DIRECTIONS
Report how many lines include the word "Asia", and nothing besides that number.

(Dataset records)
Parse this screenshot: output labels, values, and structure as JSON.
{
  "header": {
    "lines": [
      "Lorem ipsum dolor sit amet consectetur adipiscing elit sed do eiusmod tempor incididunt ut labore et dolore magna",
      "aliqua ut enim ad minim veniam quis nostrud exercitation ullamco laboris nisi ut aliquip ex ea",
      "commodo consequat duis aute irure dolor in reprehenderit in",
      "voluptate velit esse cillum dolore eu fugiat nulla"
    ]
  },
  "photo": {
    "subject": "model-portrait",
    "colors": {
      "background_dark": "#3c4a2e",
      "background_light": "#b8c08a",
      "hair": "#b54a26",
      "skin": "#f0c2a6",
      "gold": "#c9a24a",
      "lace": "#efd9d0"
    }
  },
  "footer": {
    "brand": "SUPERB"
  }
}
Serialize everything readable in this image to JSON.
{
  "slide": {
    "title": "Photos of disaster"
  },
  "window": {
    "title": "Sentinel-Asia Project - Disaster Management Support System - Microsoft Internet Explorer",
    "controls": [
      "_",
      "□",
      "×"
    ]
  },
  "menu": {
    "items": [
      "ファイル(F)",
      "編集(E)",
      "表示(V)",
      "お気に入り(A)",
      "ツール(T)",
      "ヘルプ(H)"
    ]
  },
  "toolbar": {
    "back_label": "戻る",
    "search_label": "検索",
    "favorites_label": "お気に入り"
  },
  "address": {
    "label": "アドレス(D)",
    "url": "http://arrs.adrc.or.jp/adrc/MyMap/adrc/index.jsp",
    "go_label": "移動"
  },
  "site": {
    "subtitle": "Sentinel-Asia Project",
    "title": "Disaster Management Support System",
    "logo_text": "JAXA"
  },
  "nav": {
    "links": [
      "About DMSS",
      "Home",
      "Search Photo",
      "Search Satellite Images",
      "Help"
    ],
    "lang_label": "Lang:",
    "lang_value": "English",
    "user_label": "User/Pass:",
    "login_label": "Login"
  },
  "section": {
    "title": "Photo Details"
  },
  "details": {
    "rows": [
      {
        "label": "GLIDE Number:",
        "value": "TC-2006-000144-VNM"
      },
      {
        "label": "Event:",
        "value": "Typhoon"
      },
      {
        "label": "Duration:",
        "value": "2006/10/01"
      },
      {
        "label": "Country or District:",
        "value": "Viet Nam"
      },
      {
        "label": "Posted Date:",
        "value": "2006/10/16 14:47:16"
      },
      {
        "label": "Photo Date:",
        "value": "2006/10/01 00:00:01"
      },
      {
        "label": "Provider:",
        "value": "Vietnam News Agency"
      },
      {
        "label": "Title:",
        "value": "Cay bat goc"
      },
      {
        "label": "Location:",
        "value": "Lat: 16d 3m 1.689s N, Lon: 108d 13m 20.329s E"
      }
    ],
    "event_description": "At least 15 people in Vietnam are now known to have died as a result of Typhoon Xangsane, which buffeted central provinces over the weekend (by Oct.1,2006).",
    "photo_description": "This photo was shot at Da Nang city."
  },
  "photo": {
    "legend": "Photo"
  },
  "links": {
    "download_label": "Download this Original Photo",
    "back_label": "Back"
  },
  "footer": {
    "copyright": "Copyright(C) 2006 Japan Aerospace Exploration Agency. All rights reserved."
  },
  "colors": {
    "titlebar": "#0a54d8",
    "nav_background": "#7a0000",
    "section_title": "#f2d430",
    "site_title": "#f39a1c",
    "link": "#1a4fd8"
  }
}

...

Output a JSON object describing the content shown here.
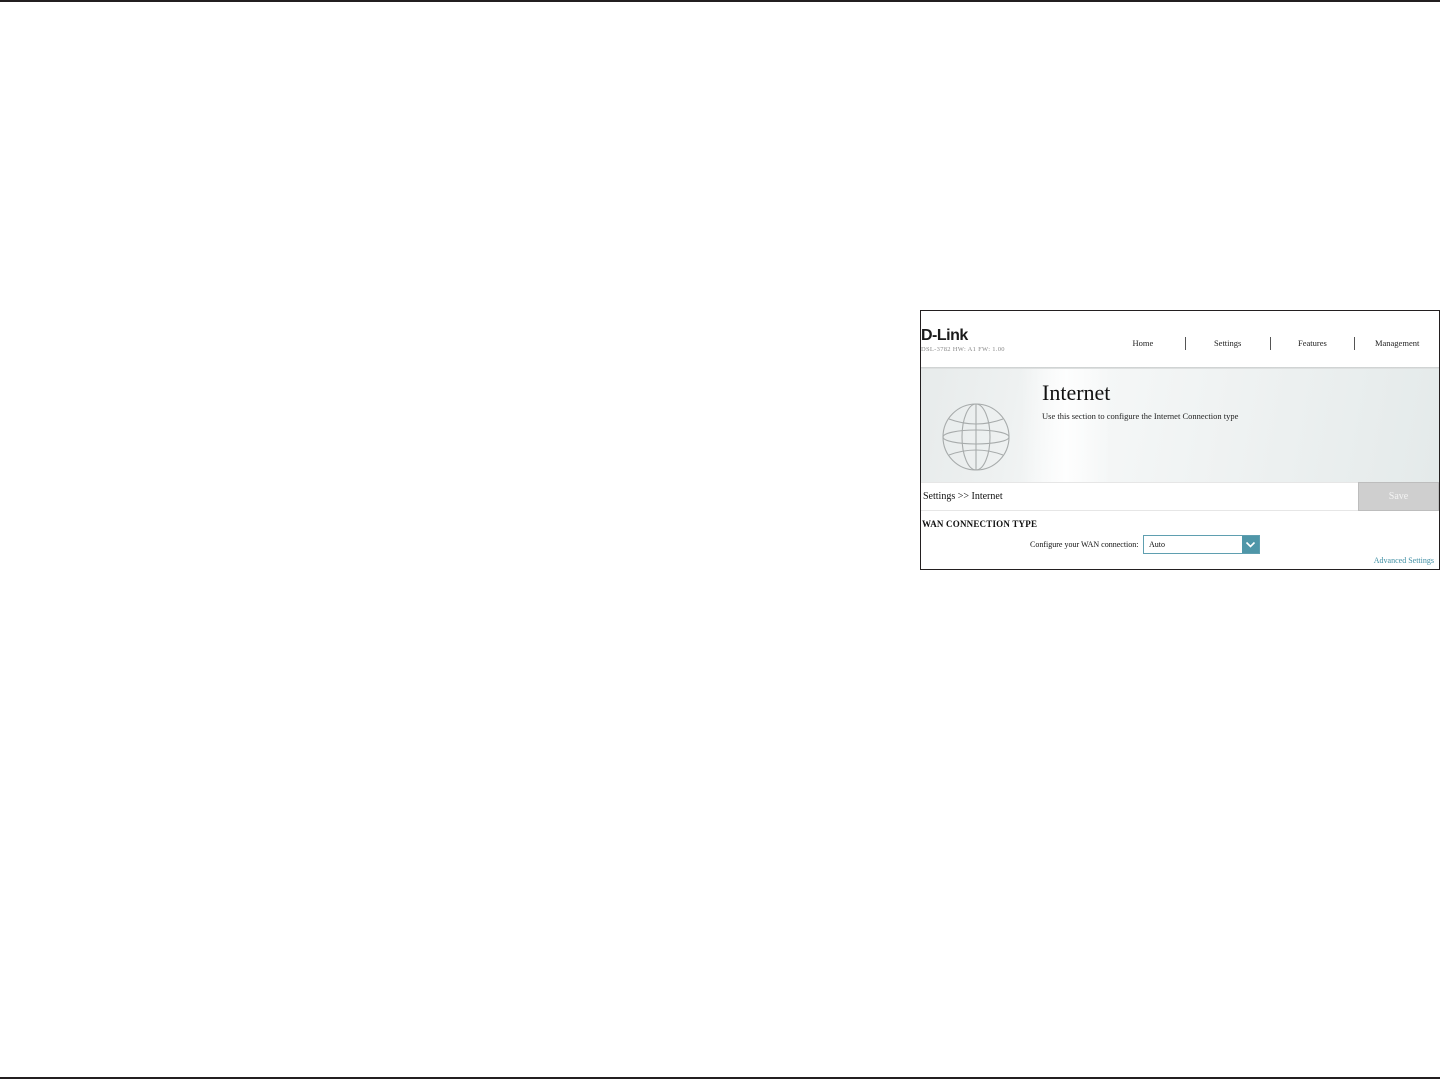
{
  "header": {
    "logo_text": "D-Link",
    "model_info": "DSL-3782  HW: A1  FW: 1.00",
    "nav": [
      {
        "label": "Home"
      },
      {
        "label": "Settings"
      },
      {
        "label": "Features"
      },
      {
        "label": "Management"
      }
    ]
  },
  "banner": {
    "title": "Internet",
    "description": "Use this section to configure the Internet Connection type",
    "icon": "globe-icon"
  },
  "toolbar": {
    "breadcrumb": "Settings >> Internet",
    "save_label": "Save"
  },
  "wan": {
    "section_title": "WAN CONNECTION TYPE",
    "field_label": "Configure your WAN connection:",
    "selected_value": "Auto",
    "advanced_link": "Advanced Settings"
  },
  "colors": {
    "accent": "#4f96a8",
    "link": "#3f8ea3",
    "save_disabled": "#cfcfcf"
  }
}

SOLUTION TO THE EXERCISE
2